Le associazioni che promuovono la memoria di Rosario Livatino, il magistrato di Canicattì ucciso dalla mafia il 21 settembre 1990, chiedono al Governo regionale di acquisire la casa per farne un museo. L’appello, come scrive il Giornale di Sicilia in edicola, è stato lanciato da Tecnopolis e dagli Amici del Giudice Rosario Angelo Livatino all’indomani della decisione del governo regionale di espropriare a Cinisi, nel palermitano, il casolare in cui Giovanni Impastato fu torturato e ucciso il 9 maggio del 1978. Lì nascerà un museo multimediale e uno spazio per dibattiti e spettacoli: una scelta che ha riscosso l’applauso ieri del Centro Impastato.

Consegna 1: Ricopia parola per parola il brano sulla casa di Livatino, da "Le associazioni che" a "del Centro Impastato.".
Consegna 2: Riprendi il brano sulla casa di Livatino e proseguilo a partire dalla sua ultima frase.
L'elenco riportato di seguito è materiale distinto dal brano.

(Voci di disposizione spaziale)
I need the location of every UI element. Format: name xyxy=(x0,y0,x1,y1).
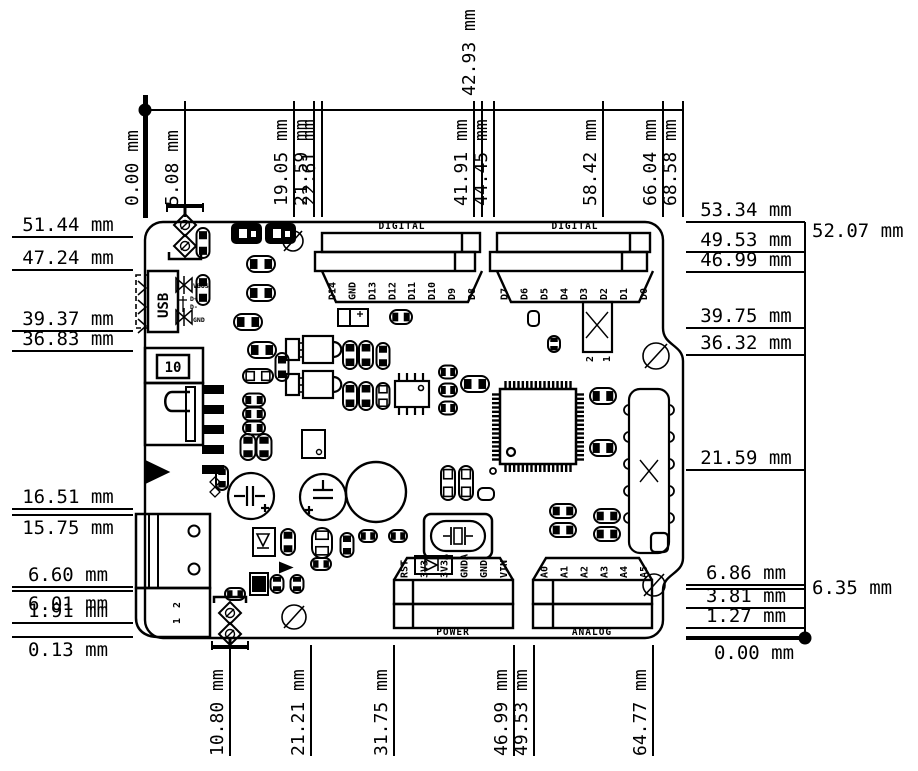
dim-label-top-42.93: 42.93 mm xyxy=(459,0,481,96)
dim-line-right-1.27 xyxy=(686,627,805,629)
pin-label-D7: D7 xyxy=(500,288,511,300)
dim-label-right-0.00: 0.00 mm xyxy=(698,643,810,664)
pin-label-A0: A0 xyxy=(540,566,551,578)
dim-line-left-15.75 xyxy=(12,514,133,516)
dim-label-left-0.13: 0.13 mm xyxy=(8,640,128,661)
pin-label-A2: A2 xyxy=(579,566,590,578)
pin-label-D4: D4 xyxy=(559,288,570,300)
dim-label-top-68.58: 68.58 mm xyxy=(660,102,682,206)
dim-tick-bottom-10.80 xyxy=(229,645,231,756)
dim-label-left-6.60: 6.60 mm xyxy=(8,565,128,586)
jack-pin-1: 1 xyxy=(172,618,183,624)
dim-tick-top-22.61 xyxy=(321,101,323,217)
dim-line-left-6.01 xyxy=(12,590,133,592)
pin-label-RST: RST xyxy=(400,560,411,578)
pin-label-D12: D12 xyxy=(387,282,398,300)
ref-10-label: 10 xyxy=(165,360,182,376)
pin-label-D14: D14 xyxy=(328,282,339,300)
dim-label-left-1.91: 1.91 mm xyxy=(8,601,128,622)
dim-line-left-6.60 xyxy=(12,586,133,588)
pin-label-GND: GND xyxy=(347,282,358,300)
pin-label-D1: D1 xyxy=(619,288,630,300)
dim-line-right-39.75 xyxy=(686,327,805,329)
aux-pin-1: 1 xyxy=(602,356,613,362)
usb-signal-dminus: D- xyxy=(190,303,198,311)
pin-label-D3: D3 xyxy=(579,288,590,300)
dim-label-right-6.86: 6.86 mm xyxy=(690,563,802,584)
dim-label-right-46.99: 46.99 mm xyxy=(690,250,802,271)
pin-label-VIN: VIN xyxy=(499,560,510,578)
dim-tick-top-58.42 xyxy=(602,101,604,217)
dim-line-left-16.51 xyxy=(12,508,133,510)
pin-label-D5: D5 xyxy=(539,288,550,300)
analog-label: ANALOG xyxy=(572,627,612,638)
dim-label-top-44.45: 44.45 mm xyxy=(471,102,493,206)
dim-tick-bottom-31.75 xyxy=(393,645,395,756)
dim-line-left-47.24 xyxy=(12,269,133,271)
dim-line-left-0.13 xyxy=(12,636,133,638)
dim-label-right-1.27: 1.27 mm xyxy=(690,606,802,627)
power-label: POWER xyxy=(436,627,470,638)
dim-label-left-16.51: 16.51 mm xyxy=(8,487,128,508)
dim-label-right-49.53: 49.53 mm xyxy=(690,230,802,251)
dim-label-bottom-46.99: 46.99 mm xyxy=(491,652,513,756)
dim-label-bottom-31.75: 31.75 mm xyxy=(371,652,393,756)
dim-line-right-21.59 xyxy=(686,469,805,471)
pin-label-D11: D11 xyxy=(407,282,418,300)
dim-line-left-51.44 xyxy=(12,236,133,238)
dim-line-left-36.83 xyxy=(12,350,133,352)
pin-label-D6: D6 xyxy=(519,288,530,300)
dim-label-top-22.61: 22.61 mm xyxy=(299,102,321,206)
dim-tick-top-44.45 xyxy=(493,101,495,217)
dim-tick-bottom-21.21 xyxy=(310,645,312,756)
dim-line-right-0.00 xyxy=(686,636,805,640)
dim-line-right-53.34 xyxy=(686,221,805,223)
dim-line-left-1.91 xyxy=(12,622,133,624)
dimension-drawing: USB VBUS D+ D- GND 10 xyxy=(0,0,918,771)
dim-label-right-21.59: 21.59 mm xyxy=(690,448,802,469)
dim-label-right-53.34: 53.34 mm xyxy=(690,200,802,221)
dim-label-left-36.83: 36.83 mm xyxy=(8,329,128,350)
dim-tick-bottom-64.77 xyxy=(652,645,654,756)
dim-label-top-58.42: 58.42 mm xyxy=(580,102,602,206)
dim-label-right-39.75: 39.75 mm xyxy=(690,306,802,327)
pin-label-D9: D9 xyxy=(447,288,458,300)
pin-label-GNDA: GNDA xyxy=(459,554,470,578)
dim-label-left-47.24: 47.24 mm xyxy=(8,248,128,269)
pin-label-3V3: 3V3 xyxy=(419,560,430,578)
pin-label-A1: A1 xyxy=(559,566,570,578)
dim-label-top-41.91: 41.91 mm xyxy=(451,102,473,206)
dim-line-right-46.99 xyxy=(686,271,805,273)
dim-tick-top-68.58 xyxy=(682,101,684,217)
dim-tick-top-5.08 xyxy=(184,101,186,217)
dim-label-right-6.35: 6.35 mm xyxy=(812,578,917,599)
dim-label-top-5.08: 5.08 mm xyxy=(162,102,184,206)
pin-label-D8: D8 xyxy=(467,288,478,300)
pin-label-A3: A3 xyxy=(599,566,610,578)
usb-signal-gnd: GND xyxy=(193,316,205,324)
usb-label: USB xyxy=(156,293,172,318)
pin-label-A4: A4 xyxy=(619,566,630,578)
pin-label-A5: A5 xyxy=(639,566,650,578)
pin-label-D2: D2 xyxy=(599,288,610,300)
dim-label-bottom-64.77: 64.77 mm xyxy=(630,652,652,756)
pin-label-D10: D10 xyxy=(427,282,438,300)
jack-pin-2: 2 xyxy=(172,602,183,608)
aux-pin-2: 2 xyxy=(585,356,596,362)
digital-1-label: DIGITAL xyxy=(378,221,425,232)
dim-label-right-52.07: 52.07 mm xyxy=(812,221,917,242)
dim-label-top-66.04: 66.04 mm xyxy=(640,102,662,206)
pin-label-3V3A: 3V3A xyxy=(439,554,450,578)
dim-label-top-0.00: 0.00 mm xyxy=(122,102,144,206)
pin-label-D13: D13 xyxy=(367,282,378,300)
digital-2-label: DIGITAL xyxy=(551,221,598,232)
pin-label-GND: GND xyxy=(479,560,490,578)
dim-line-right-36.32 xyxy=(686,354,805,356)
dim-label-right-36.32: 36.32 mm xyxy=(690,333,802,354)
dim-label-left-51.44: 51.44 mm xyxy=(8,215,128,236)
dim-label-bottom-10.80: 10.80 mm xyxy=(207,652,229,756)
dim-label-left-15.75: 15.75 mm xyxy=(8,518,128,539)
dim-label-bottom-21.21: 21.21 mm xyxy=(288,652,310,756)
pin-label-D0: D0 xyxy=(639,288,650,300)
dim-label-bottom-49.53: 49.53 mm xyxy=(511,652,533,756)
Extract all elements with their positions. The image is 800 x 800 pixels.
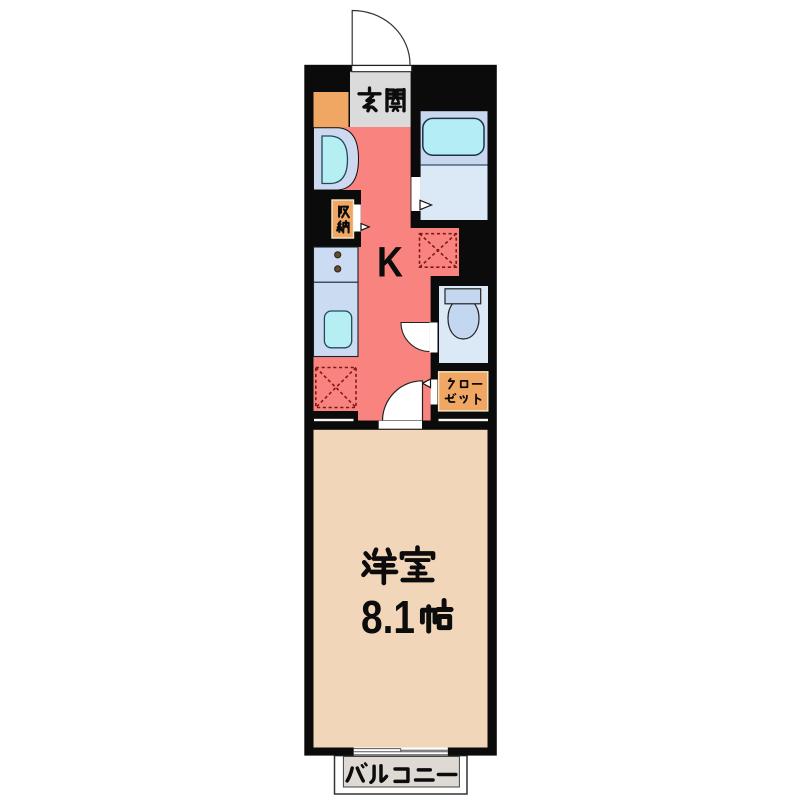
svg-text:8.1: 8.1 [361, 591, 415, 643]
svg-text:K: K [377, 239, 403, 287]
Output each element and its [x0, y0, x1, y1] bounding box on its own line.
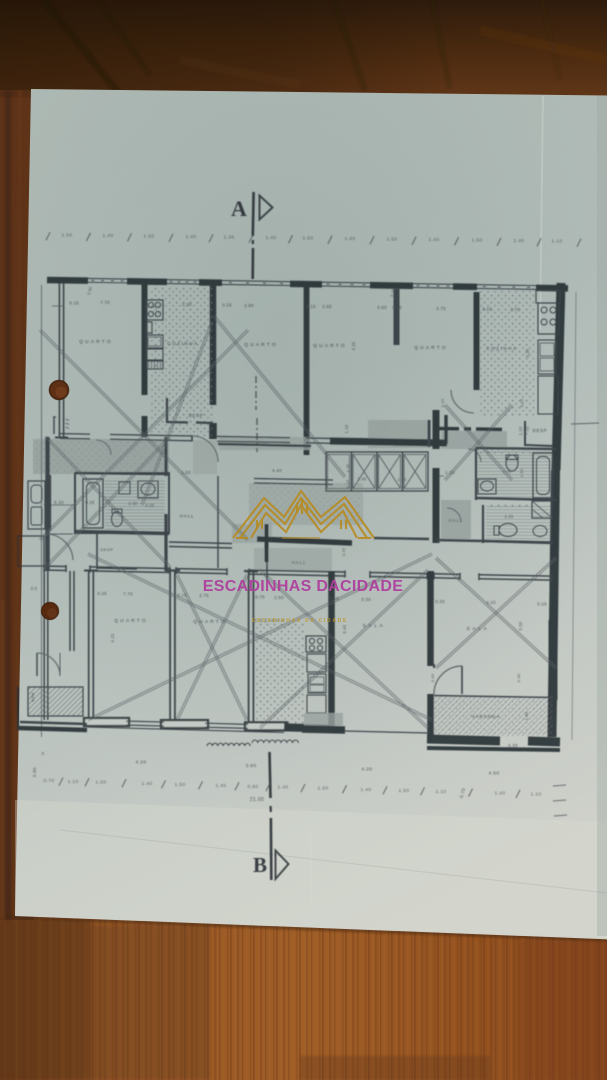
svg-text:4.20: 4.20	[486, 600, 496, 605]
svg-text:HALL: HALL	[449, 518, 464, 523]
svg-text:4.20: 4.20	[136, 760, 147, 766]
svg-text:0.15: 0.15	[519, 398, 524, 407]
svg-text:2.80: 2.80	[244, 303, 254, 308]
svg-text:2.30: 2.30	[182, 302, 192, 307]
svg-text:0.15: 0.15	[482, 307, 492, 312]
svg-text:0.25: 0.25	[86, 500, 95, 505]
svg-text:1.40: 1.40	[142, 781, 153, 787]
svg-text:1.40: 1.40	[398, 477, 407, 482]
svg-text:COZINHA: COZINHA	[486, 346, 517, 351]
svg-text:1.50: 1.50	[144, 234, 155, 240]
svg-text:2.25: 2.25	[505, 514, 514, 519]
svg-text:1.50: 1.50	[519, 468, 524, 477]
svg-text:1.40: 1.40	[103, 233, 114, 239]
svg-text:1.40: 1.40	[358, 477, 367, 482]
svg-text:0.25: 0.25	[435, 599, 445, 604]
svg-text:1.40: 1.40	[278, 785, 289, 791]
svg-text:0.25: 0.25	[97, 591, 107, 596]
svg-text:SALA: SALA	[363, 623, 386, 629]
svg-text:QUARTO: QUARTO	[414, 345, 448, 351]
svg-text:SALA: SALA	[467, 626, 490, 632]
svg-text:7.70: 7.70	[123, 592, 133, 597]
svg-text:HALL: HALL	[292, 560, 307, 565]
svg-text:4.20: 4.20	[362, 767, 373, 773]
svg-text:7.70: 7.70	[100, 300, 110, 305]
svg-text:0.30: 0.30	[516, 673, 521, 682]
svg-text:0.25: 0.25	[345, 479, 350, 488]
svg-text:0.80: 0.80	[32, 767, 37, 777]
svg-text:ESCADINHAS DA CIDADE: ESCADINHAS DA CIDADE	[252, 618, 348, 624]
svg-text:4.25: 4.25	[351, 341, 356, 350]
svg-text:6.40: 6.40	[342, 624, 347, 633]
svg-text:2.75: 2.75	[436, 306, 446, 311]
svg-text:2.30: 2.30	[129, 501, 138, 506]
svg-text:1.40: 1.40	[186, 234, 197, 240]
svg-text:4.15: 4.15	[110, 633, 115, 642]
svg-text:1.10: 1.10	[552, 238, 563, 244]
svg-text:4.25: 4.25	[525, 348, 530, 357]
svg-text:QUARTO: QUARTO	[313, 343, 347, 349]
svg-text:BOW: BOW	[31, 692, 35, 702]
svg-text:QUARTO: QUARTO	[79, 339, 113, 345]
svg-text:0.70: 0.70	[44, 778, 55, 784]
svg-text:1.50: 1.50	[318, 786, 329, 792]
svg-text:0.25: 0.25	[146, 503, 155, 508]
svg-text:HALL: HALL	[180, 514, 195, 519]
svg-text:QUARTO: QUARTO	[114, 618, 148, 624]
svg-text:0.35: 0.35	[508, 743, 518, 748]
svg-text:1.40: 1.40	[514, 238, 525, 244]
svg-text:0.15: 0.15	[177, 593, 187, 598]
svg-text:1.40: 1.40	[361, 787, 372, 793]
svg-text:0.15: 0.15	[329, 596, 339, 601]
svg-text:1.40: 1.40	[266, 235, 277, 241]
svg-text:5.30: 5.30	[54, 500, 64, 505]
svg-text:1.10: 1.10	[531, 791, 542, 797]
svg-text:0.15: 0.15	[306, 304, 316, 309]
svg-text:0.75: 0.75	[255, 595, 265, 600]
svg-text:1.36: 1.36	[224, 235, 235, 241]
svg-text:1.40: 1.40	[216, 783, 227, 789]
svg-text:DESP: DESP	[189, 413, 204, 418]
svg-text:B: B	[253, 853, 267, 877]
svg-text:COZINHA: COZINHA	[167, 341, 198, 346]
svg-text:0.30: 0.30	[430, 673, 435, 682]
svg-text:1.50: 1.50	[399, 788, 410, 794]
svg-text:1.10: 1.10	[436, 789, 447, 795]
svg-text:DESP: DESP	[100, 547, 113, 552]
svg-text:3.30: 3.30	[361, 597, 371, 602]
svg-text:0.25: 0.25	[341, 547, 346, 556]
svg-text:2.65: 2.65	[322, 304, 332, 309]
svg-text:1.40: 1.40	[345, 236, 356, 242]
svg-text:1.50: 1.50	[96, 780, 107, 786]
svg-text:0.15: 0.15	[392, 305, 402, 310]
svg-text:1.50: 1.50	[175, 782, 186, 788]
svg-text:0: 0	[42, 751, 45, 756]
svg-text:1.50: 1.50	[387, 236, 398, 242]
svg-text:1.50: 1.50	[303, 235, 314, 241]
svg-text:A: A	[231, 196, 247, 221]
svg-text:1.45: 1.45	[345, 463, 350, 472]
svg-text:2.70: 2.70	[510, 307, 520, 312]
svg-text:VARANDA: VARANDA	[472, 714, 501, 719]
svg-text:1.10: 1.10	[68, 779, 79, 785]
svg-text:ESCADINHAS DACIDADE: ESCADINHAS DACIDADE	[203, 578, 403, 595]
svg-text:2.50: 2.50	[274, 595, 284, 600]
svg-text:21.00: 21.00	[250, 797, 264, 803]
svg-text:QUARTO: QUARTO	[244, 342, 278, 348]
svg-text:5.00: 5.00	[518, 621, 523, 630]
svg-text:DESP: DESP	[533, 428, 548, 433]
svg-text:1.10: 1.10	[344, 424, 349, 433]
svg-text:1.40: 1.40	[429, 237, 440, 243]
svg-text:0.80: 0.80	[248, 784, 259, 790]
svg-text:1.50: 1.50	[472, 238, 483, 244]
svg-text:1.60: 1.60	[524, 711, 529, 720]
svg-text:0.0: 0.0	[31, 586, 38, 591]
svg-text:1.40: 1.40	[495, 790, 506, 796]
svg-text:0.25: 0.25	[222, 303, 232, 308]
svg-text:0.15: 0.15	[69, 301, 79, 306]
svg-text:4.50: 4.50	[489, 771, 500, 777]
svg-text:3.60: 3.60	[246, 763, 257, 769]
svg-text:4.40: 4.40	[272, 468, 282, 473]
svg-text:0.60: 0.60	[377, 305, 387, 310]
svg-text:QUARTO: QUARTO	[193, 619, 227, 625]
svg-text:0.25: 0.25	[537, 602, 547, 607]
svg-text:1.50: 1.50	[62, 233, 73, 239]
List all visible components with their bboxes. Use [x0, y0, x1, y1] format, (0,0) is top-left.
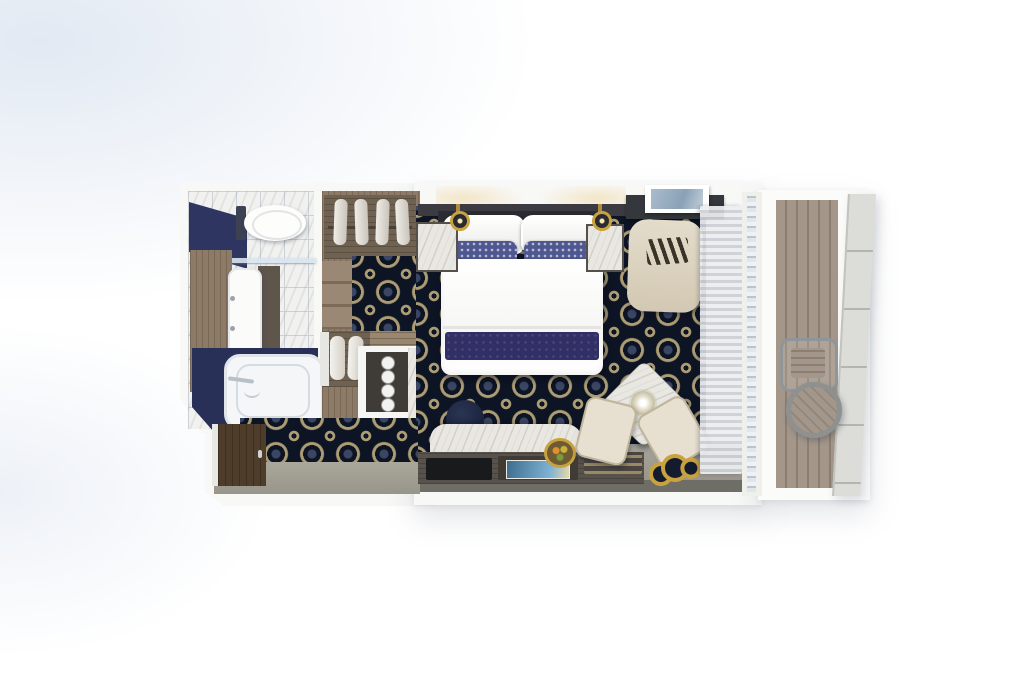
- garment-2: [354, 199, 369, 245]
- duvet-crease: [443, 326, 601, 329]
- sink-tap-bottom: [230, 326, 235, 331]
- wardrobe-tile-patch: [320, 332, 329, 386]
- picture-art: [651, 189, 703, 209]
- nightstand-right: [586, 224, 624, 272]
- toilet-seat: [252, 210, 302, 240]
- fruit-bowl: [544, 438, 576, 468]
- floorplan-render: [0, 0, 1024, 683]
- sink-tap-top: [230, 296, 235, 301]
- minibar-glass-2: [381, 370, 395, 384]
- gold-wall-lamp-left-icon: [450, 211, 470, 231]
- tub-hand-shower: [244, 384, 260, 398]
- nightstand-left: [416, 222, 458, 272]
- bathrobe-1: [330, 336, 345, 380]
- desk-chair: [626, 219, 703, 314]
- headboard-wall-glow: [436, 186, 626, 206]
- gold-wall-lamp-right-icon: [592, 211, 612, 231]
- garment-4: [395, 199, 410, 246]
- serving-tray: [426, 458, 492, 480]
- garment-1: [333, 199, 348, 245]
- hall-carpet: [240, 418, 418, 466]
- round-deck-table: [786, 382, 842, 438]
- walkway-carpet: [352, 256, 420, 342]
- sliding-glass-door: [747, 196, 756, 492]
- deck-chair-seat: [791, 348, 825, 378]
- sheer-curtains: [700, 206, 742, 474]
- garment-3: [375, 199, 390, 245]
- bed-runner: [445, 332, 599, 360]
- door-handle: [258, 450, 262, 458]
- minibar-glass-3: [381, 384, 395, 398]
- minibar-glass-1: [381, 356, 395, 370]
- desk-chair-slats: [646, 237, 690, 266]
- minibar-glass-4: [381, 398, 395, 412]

Risposta alla consegna 1:
Le associazioni che promuovono la memoria di Rosario Livatino, il magistrato di Canicattì ucciso dalla mafia il 21 settembre 1990, chiedono al Governo regionale di acquisire la casa per farne un museo. L’appello, come scrive il Giornale di Sicilia in edicola, è stato lanciato da Tecnopolis e dagli Amici del Giudice Rosario Angelo Livatino all’indomani della decisione del governo regionale di espropriare a Cinisi, nel palermitano, il casolare in cui Giovanni Impastato fu torturato e ucciso il 9 maggio del 1978. Lì nascerà un museo multimediale e uno spazio per dibattiti e spettacoli: una scelta che ha riscosso l’applauso ieri del Centro Impastato.

Risposta alla consegna 2:
"Anche le tre stanze della casa museo di Canicattì rimaste identiche a come Rosario Livatino le lasciò la mattina del 21 settembre del 1990, prima di essere assassinato sulla strada che lo portava al tribunale di Agrigento - secondo le associazioni -, potrebbero essere meta di visitatori che cercano di conoscere meglio il giudice ucciso dalla mafia. E invece sono chiuse al pubblico da quattro anni". Da tempo le associazioni Tecnopolis e Amici del giudice Livatino lavorano per riaprire al pubblico la Casa museo Livatino ma senza successo.

"L'abitazione del giudice, in viale Regina Margherita 166 a Canicattì - si legge in una nota -, è stata ereditata alla morte del padre di Livatino dalla signora che lo ha assistito. E malgrado nei primi anni siano state autorizzate le visite, da 4 anni la nuova proprietaria ha chiuso le porte ai visitatori. Nel frattempo però, nel 2015, la Regione ha imposto il vincolo di interesse culturale (come era accaduto anche al casolare di Cinisi) e questo può essere il presupposto per un eventuale esproprio. Non a caso la nuova proprietaria si è opposta: il Tar ha rigettato il ricorso e il Cga si pronuncerà entro fine anno".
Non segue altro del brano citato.